▸ GIVEN PROBLEM
Read the records and write them out again exactly.

▸ MATERIAL FOR THIS EXERCISE
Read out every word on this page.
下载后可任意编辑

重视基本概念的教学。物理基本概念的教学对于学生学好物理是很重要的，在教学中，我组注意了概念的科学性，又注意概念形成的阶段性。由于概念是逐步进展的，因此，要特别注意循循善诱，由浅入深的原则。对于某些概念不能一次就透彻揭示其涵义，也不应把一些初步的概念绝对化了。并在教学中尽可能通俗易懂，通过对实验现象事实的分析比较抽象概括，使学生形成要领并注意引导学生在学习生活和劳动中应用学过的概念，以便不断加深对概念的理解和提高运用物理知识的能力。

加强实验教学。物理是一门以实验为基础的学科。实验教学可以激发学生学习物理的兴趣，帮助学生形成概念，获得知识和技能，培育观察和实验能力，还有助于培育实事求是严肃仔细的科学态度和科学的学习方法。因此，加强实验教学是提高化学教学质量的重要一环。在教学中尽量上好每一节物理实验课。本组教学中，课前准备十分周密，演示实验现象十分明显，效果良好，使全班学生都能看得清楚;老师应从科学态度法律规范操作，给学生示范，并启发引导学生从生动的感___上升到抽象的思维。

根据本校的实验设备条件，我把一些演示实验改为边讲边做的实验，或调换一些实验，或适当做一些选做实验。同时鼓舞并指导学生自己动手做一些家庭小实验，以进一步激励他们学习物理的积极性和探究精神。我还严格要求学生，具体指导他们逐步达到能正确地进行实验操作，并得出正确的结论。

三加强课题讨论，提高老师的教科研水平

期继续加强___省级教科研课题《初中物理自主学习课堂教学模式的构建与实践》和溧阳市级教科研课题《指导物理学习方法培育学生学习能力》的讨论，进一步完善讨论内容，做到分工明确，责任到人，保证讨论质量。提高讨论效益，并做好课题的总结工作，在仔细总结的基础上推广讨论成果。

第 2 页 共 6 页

▸ WRITTEN ANSWER
Read out every word on this page.
下载后可任意编辑

重视基本概念的教学。物理基本概念的教学对于学生学好物理是很重要的，在教学中，我组注意了概念的科学性，又注意概念形成的阶段性。由于概念是逐步进展的，因此，要特别注意循循善诱，由浅入深的原则。对于某些概念不能一次就透彻揭示其涵义，也不应把一些初步的概念绝对化了。并在教学中尽可能通俗易懂，通过对实验现象事实的分析比较抽象概括，使学生形成要领并注意引导学生在学习生活和劳动中应用学过的概念，以便不断加深对概念的理解和提高运用物理知识的能力。

加强实验教学。物理是一门以实验为基础的学科。实验教学可以激发学生学习物理的兴趣，帮助学生形成概念，获得知识和技能，培育观察和实验能力，还有助于培育实事求是严肃仔细的科学态度和科学的学习方法。因此，加强实验教学是提高化学教学质量的重要一环。在教学中尽量上好每一节物理实验课。本组教学中，课前准备十分周密，演示实验现象十分明显，效果良好，使全班学生都能看得清楚;老师应从科学态度法律规范操作，给学生示范，并启发引导学生从生动的感___上升到抽象的思维。

根据本校的实验设备条件，我把一些演示实验改为边讲边做的实验，或调换一些实验，或适当做一些选做实验。同时鼓舞并指导学生自己动手做一些家庭小实验，以进一步激励他们学习物理的积极性和探究精神。我还严格要求学生，具体指导他们逐步达到能正确地进行实验操作，并得出正确的结论。

三加强课题讨论，提高老师的教科研水平

期继续加强___省级教科研课题《初中物理自主学习课堂教学模式的构建与实践》和溧阳市级教科研课题《指导物理学习方法培育学生学习能力》的讨论，进一步完善讨论内容，做到分工明确，责任到人，保证讨论质量。提高讨论效益，并做好课题的总结工作，在仔细总结的基础上推广讨论成果。

第 2 页 共 6 页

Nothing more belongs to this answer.